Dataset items
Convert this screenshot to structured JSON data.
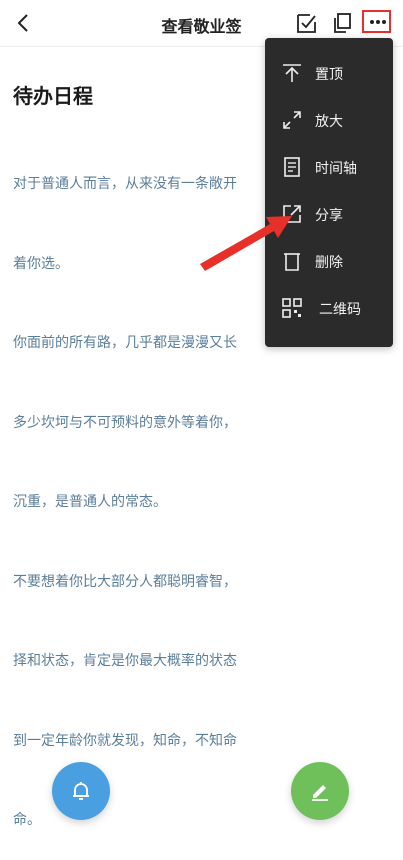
{
  "header": {
    "title": "查看敬业签"
  },
  "note": {
    "title": "待办日程",
    "lines": [
      "对于普通人而言，从来没有一条敞开",
      "着你选。",
      "你面前的所有路，几乎都是漫漫又长",
      "多少坎坷与不可预料的意外等着你，",
      "沉重，是普通人的常态。",
      "不要想着你比大部分人都聪明睿智，",
      "择和状态，肯定是你最大概率的状态",
      "到一定年龄你就发现，知命，不知命",
      "命。"
    ]
  },
  "menu": {
    "items": [
      {
        "label": "置顶",
        "icon": "pin-top-icon"
      },
      {
        "label": "放大",
        "icon": "expand-icon"
      },
      {
        "label": "时间轴",
        "icon": "timeline-icon"
      },
      {
        "label": "分享",
        "icon": "share-icon"
      },
      {
        "label": "删除",
        "icon": "trash-icon"
      },
      {
        "label": "二维码",
        "icon": "qr-code-icon"
      }
    ]
  },
  "colors": {
    "accent_red": "#e8302a",
    "body_text": "#5b7e9a",
    "menu_bg": "#2b2b2b",
    "fab_blue": "#4a9fe0",
    "fab_green": "#6fbf5a"
  }
}
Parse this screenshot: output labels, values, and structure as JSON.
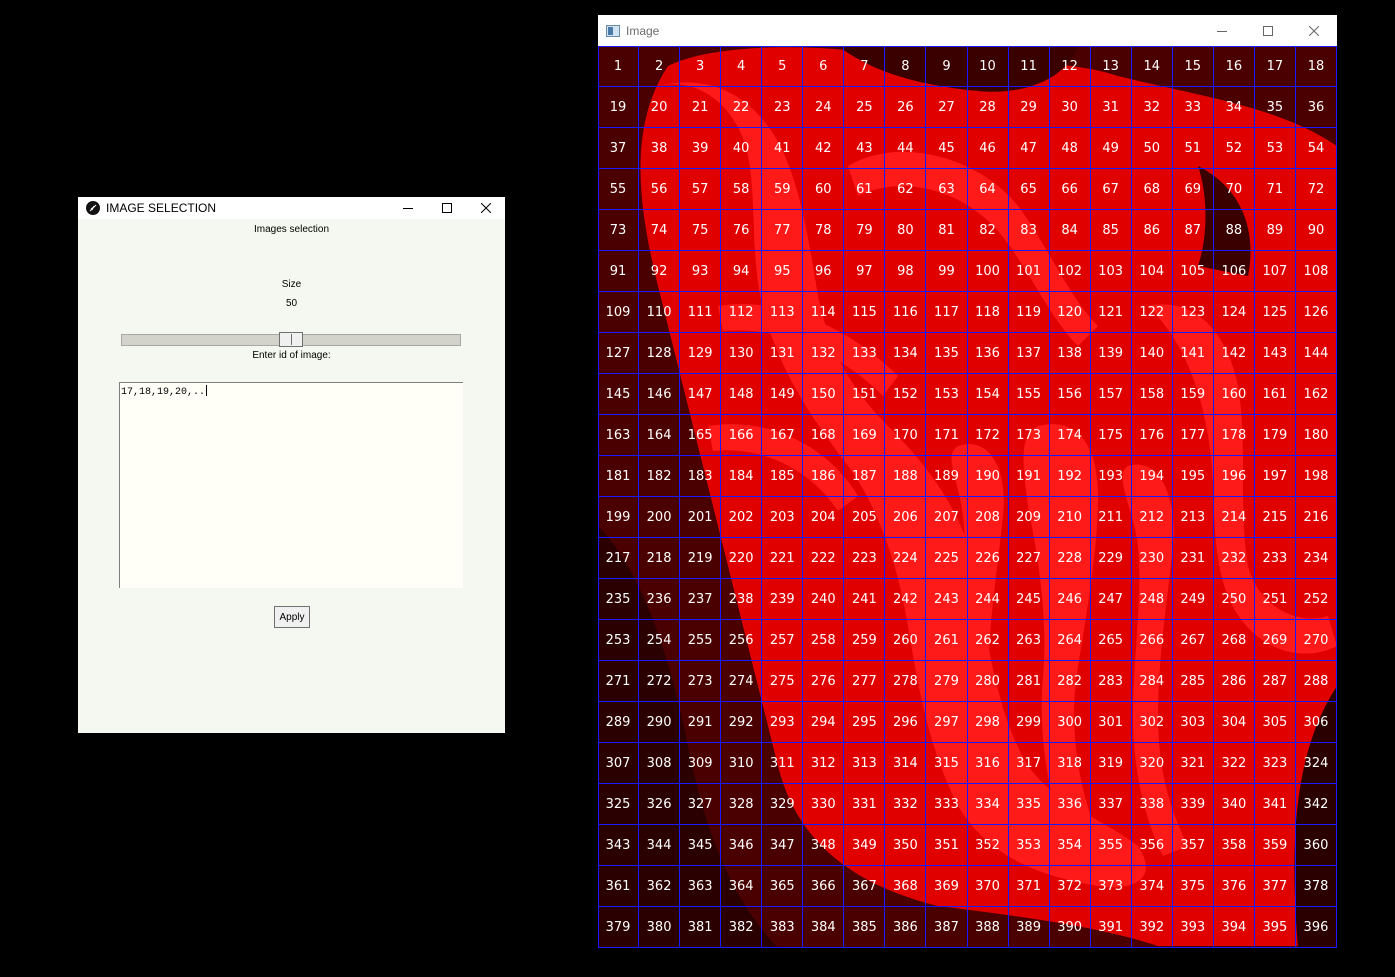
{
  "selection_window": {
    "title": "IMAGE SELECTION",
    "heading": "Images selection",
    "size_label": "Size",
    "size_value": 50,
    "size_min": 0,
    "size_max": 100,
    "size_value_text": "50",
    "id_label": "Enter id of image:",
    "id_input_value": "17,18,19,20,..",
    "apply_label": "Apply",
    "icon": "feather-app-icon"
  },
  "image_window": {
    "title": "Image",
    "icon": "image-window-icon",
    "grid_columns": 18,
    "grid_rows": 22,
    "grid_line_color": "#1a1aff",
    "label_color": "#ffffff",
    "tissue_color": "#ff0000",
    "background_color": "#3a0000",
    "first_cell_id": 1,
    "last_cell_id": 396
  },
  "controls": {
    "minimize": "minimize-icon",
    "maximize": "maximize-icon",
    "close": "close-icon"
  }
}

» **Aim of the exercise**: Restate the entire listing word for word, excluding pictures.

» **Exercise answer**:
Convert this screenshot to structured JSON data.
{
  "header": {
    "title": "查看敬业签"
  },
  "note": {
    "title": "待办日程",
    "lines": [
      "对于普通人而言，从来没有一条敞开",
      "着你选。",
      "你面前的所有路，几乎都是漫漫又长",
      "多少坎坷与不可预料的意外等着你，",
      "沉重，是普通人的常态。",
      "不要想着你比大部分人都聪明睿智，",
      "择和状态，肯定是你最大概率的状态",
      "到一定年龄你就发现，知命，不知命",
      "命。"
    ]
  },
  "menu": {
    "items": [
      {
        "label": "置顶",
        "icon": "pin-top-icon"
      },
      {
        "label": "放大",
        "icon": "expand-icon"
      },
      {
        "label": "时间轴",
        "icon": "timeline-icon"
      },
      {
        "label": "分享",
        "icon": "share-icon"
      },
      {
        "label": "删除",
        "icon": "trash-icon"
      },
      {
        "label": "二维码",
        "icon": "qr-code-icon"
      }
    ]
  },
  "colors": {
    "accent_red": "#e8302a",
    "body_text": "#5b7e9a",
    "menu_bg": "#2b2b2b",
    "fab_blue": "#4a9fe0",
    "fab_green": "#6fbf5a"
  }
}
Parse this screenshot: output labels, values, and structure as JSON.
{
  "selection_window": {
    "title": "IMAGE SELECTION",
    "heading": "Images selection",
    "size_label": "Size",
    "size_value": 50,
    "size_min": 0,
    "size_max": 100,
    "size_value_text": "50",
    "id_label": "Enter id of image:",
    "id_input_value": "17,18,19,20,..",
    "apply_label": "Apply",
    "icon": "feather-app-icon"
  },
  "image_window": {
    "title": "Image",
    "icon": "image-window-icon",
    "grid_columns": 18,
    "grid_rows": 22,
    "grid_line_color": "#1a1aff",
    "label_color": "#ffffff",
    "tissue_color": "#ff0000",
    "background_color": "#3a0000",
    "first_cell_id": 1,
    "last_cell_id": 396
  },
  "controls": {
    "minimize": "minimize-icon",
    "maximize": "maximize-icon",
    "close": "close-icon"
  }
}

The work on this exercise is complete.